Directions: Can you output the material exactly as written, minus any pictures it holds?

Excerpted data:
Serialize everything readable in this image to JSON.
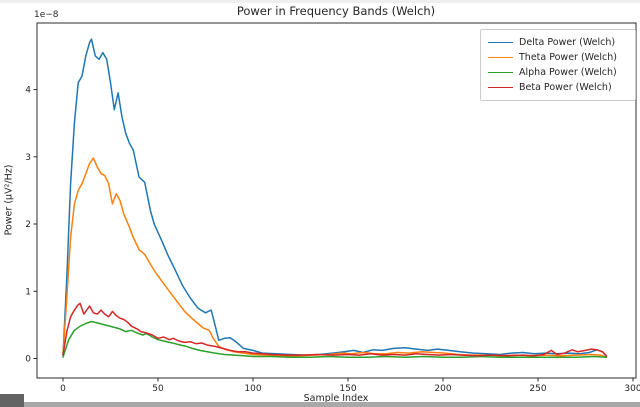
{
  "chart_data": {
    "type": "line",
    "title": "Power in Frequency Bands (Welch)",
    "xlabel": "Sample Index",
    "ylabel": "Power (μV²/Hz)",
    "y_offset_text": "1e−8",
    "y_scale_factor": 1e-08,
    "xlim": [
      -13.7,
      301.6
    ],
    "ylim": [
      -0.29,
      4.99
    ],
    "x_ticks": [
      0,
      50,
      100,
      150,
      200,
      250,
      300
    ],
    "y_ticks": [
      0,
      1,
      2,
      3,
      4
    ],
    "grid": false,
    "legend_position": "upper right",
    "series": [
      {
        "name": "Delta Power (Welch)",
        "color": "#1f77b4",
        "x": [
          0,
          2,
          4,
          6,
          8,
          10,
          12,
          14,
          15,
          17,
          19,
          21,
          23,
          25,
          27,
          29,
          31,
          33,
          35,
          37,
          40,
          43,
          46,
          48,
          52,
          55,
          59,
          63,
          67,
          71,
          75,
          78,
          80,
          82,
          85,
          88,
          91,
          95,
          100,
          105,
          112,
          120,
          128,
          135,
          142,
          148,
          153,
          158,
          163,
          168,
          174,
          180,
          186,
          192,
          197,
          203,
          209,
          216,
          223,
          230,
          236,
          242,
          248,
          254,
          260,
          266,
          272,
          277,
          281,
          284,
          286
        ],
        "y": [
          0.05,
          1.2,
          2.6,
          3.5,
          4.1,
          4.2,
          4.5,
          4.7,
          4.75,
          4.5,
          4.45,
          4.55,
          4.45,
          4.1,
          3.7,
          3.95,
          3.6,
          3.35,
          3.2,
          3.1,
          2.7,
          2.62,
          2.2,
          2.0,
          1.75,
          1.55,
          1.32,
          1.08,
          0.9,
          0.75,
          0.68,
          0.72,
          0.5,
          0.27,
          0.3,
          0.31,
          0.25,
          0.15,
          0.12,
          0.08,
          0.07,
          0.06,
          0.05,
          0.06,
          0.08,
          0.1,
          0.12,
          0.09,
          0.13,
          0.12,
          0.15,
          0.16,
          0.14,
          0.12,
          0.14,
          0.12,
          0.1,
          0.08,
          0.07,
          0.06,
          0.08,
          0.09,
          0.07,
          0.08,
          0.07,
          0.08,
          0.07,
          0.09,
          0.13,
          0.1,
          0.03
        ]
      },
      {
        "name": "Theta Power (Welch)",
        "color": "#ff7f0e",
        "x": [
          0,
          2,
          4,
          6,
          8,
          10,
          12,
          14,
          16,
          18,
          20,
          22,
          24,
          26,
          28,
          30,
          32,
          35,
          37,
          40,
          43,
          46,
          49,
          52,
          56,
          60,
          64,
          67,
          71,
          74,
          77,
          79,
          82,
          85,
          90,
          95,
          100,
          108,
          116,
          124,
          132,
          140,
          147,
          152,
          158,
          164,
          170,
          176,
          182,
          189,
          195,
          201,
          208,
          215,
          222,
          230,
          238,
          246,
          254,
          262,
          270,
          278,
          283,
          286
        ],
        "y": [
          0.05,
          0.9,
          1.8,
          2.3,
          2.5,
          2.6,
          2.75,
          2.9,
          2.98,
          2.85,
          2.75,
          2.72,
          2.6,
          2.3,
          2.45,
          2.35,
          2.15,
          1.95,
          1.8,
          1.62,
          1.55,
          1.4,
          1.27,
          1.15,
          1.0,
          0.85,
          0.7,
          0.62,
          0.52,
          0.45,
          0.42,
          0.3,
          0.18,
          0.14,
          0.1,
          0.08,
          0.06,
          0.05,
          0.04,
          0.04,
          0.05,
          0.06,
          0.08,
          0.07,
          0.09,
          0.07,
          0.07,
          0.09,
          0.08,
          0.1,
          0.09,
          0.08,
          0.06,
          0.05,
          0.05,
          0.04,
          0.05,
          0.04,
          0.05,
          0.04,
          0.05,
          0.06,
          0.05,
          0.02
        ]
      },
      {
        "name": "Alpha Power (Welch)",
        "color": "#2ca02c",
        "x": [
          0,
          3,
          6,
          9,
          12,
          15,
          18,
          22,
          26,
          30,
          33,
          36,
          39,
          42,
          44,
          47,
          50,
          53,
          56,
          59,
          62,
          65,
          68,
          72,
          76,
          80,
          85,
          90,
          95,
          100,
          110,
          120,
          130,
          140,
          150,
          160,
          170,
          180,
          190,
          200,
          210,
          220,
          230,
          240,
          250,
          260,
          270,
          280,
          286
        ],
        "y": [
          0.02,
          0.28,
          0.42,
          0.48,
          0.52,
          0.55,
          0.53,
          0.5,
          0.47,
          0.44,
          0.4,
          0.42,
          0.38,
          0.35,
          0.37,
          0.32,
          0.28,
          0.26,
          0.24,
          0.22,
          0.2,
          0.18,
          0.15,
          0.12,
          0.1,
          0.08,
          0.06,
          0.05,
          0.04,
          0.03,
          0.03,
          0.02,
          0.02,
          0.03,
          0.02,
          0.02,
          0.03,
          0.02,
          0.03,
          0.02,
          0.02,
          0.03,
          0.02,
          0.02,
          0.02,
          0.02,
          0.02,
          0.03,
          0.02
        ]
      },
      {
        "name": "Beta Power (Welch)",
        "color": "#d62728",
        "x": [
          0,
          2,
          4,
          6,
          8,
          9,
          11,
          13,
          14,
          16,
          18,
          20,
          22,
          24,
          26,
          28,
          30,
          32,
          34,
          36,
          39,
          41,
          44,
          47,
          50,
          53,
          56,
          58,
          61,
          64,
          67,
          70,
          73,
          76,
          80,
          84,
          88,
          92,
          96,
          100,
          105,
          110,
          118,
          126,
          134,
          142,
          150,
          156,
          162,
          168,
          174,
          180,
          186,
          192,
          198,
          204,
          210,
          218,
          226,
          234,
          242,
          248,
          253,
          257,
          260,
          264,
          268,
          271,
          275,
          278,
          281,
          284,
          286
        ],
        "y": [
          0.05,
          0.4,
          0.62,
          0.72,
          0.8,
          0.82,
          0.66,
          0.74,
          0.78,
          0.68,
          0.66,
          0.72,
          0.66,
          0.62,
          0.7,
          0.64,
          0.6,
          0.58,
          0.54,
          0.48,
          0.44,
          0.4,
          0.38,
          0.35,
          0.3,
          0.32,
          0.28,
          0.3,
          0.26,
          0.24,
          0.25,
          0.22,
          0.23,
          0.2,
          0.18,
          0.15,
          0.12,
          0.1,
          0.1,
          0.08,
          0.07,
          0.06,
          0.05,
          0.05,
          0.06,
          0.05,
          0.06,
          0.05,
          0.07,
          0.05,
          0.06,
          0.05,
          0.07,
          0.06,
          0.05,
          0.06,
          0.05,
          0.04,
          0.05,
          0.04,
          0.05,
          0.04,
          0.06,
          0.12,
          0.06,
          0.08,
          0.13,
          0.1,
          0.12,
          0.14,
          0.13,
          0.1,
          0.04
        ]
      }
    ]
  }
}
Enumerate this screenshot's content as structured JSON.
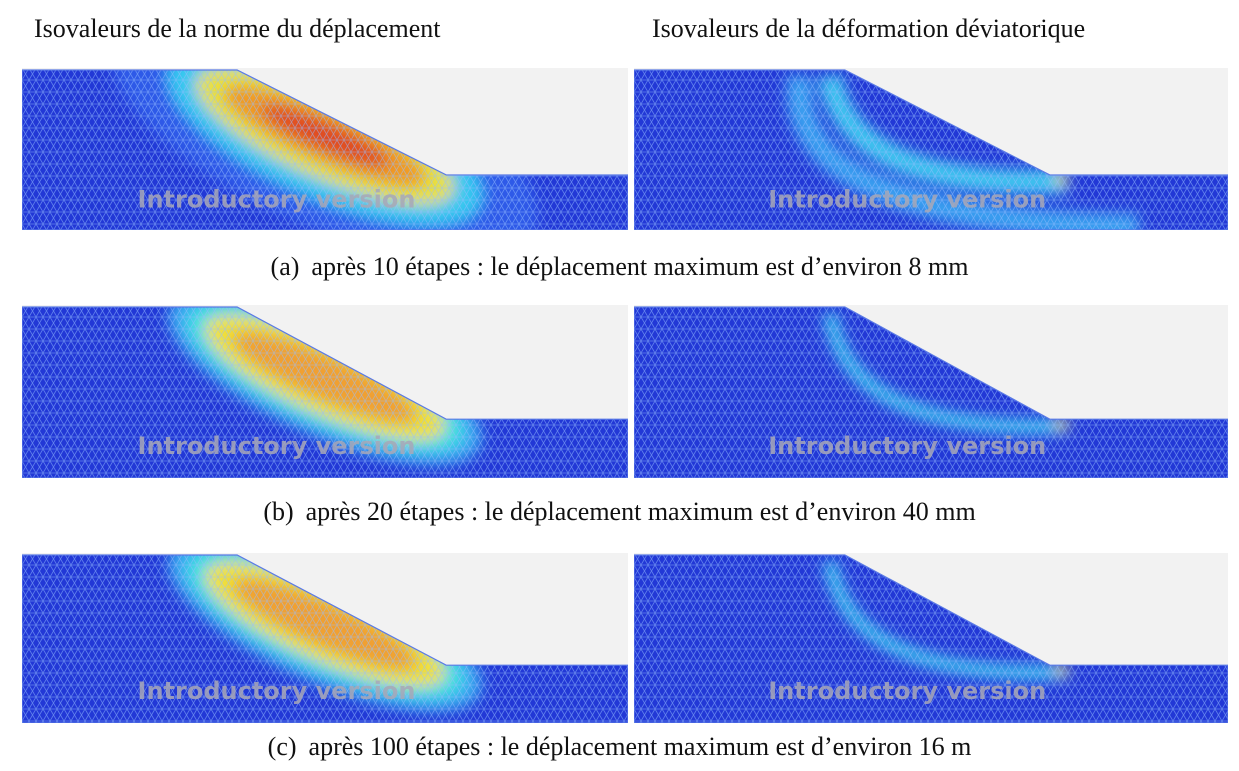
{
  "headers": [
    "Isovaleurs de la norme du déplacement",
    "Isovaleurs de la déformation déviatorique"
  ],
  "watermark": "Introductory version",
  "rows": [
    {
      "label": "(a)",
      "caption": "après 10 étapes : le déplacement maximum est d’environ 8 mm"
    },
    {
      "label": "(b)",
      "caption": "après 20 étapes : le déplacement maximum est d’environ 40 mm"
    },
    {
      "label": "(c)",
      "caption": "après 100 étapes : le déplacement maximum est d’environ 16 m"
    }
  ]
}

Written response:
Serialize everything readable in this image to JSON.
{
  "chart_data": {
    "type": "line",
    "title": "Power in Frequency Bands (Welch)",
    "xlabel": "Sample Index",
    "ylabel": "Power (μV²/Hz)",
    "y_offset_text": "1e−8",
    "y_scale_factor": 1e-08,
    "xlim": [
      -13.7,
      301.6
    ],
    "ylim": [
      -0.29,
      4.99
    ],
    "x_ticks": [
      0,
      50,
      100,
      150,
      200,
      250,
      300
    ],
    "y_ticks": [
      0,
      1,
      2,
      3,
      4
    ],
    "grid": false,
    "legend_position": "upper right",
    "series": [
      {
        "name": "Delta Power (Welch)",
        "color": "#1f77b4",
        "x": [
          0,
          2,
          4,
          6,
          8,
          10,
          12,
          14,
          15,
          17,
          19,
          21,
          23,
          25,
          27,
          29,
          31,
          33,
          35,
          37,
          40,
          43,
          46,
          48,
          52,
          55,
          59,
          63,
          67,
          71,
          75,
          78,
          80,
          82,
          85,
          88,
          91,
          95,
          100,
          105,
          112,
          120,
          128,
          135,
          142,
          148,
          153,
          158,
          163,
          168,
          174,
          180,
          186,
          192,
          197,
          203,
          209,
          216,
          223,
          230,
          236,
          242,
          248,
          254,
          260,
          266,
          272,
          277,
          281,
          284,
          286
        ],
        "y": [
          0.05,
          1.2,
          2.6,
          3.5,
          4.1,
          4.2,
          4.5,
          4.7,
          4.75,
          4.5,
          4.45,
          4.55,
          4.45,
          4.1,
          3.7,
          3.95,
          3.6,
          3.35,
          3.2,
          3.1,
          2.7,
          2.62,
          2.2,
          2.0,
          1.75,
          1.55,
          1.32,
          1.08,
          0.9,
          0.75,
          0.68,
          0.72,
          0.5,
          0.27,
          0.3,
          0.31,
          0.25,
          0.15,
          0.12,
          0.08,
          0.07,
          0.06,
          0.05,
          0.06,
          0.08,
          0.1,
          0.12,
          0.09,
          0.13,
          0.12,
          0.15,
          0.16,
          0.14,
          0.12,
          0.14,
          0.12,
          0.1,
          0.08,
          0.07,
          0.06,
          0.08,
          0.09,
          0.07,
          0.08,
          0.07,
          0.08,
          0.07,
          0.09,
          0.13,
          0.1,
          0.03
        ]
      },
      {
        "name": "Theta Power (Welch)",
        "color": "#ff7f0e",
        "x": [
          0,
          2,
          4,
          6,
          8,
          10,
          12,
          14,
          16,
          18,
          20,
          22,
          24,
          26,
          28,
          30,
          32,
          35,
          37,
          40,
          43,
          46,
          49,
          52,
          56,
          60,
          64,
          67,
          71,
          74,
          77,
          79,
          82,
          85,
          90,
          95,
          100,
          108,
          116,
          124,
          132,
          140,
          147,
          152,
          158,
          164,
          170,
          176,
          182,
          189,
          195,
          201,
          208,
          215,
          222,
          230,
          238,
          246,
          254,
          262,
          270,
          278,
          283,
          286
        ],
        "y": [
          0.05,
          0.9,
          1.8,
          2.3,
          2.5,
          2.6,
          2.75,
          2.9,
          2.98,
          2.85,
          2.75,
          2.72,
          2.6,
          2.3,
          2.45,
          2.35,
          2.15,
          1.95,
          1.8,
          1.62,
          1.55,
          1.4,
          1.27,
          1.15,
          1.0,
          0.85,
          0.7,
          0.62,
          0.52,
          0.45,
          0.42,
          0.3,
          0.18,
          0.14,
          0.1,
          0.08,
          0.06,
          0.05,
          0.04,
          0.04,
          0.05,
          0.06,
          0.08,
          0.07,
          0.09,
          0.07,
          0.07,
          0.09,
          0.08,
          0.1,
          0.09,
          0.08,
          0.06,
          0.05,
          0.05,
          0.04,
          0.05,
          0.04,
          0.05,
          0.04,
          0.05,
          0.06,
          0.05,
          0.02
        ]
      },
      {
        "name": "Alpha Power (Welch)",
        "color": "#2ca02c",
        "x": [
          0,
          3,
          6,
          9,
          12,
          15,
          18,
          22,
          26,
          30,
          33,
          36,
          39,
          42,
          44,
          47,
          50,
          53,
          56,
          59,
          62,
          65,
          68,
          72,
          76,
          80,
          85,
          90,
          95,
          100,
          110,
          120,
          130,
          140,
          150,
          160,
          170,
          180,
          190,
          200,
          210,
          220,
          230,
          240,
          250,
          260,
          270,
          280,
          286
        ],
        "y": [
          0.02,
          0.28,
          0.42,
          0.48,
          0.52,
          0.55,
          0.53,
          0.5,
          0.47,
          0.44,
          0.4,
          0.42,
          0.38,
          0.35,
          0.37,
          0.32,
          0.28,
          0.26,
          0.24,
          0.22,
          0.2,
          0.18,
          0.15,
          0.12,
          0.1,
          0.08,
          0.06,
          0.05,
          0.04,
          0.03,
          0.03,
          0.02,
          0.02,
          0.03,
          0.02,
          0.02,
          0.03,
          0.02,
          0.03,
          0.02,
          0.02,
          0.03,
          0.02,
          0.02,
          0.02,
          0.02,
          0.02,
          0.03,
          0.02
        ]
      },
      {
        "name": "Beta Power (Welch)",
        "color": "#d62728",
        "x": [
          0,
          2,
          4,
          6,
          8,
          9,
          11,
          13,
          14,
          16,
          18,
          20,
          22,
          24,
          26,
          28,
          30,
          32,
          34,
          36,
          39,
          41,
          44,
          47,
          50,
          53,
          56,
          58,
          61,
          64,
          67,
          70,
          73,
          76,
          80,
          84,
          88,
          92,
          96,
          100,
          105,
          110,
          118,
          126,
          134,
          142,
          150,
          156,
          162,
          168,
          174,
          180,
          186,
          192,
          198,
          204,
          210,
          218,
          226,
          234,
          242,
          248,
          253,
          257,
          260,
          264,
          268,
          271,
          275,
          278,
          281,
          284,
          286
        ],
        "y": [
          0.05,
          0.4,
          0.62,
          0.72,
          0.8,
          0.82,
          0.66,
          0.74,
          0.78,
          0.68,
          0.66,
          0.72,
          0.66,
          0.62,
          0.7,
          0.64,
          0.6,
          0.58,
          0.54,
          0.48,
          0.44,
          0.4,
          0.38,
          0.35,
          0.3,
          0.32,
          0.28,
          0.3,
          0.26,
          0.24,
          0.25,
          0.22,
          0.23,
          0.2,
          0.18,
          0.15,
          0.12,
          0.1,
          0.1,
          0.08,
          0.07,
          0.06,
          0.05,
          0.05,
          0.06,
          0.05,
          0.06,
          0.05,
          0.07,
          0.05,
          0.06,
          0.05,
          0.07,
          0.06,
          0.05,
          0.06,
          0.05,
          0.04,
          0.05,
          0.04,
          0.05,
          0.04,
          0.06,
          0.12,
          0.06,
          0.08,
          0.13,
          0.1,
          0.12,
          0.14,
          0.13,
          0.1,
          0.04
        ]
      }
    ]
  }
}
Enumerate this screenshot's content as structured JSON.
{
  "headers": [
    "Isovaleurs de la norme du déplacement",
    "Isovaleurs de la déformation déviatorique"
  ],
  "watermark": "Introductory version",
  "rows": [
    {
      "label": "(a)",
      "caption": "après 10 étapes : le déplacement maximum est d’environ 8 mm"
    },
    {
      "label": "(b)",
      "caption": "après 20 étapes : le déplacement maximum est d’environ 40 mm"
    },
    {
      "label": "(c)",
      "caption": "après 100 étapes : le déplacement maximum est d’environ 16 m"
    }
  ]
}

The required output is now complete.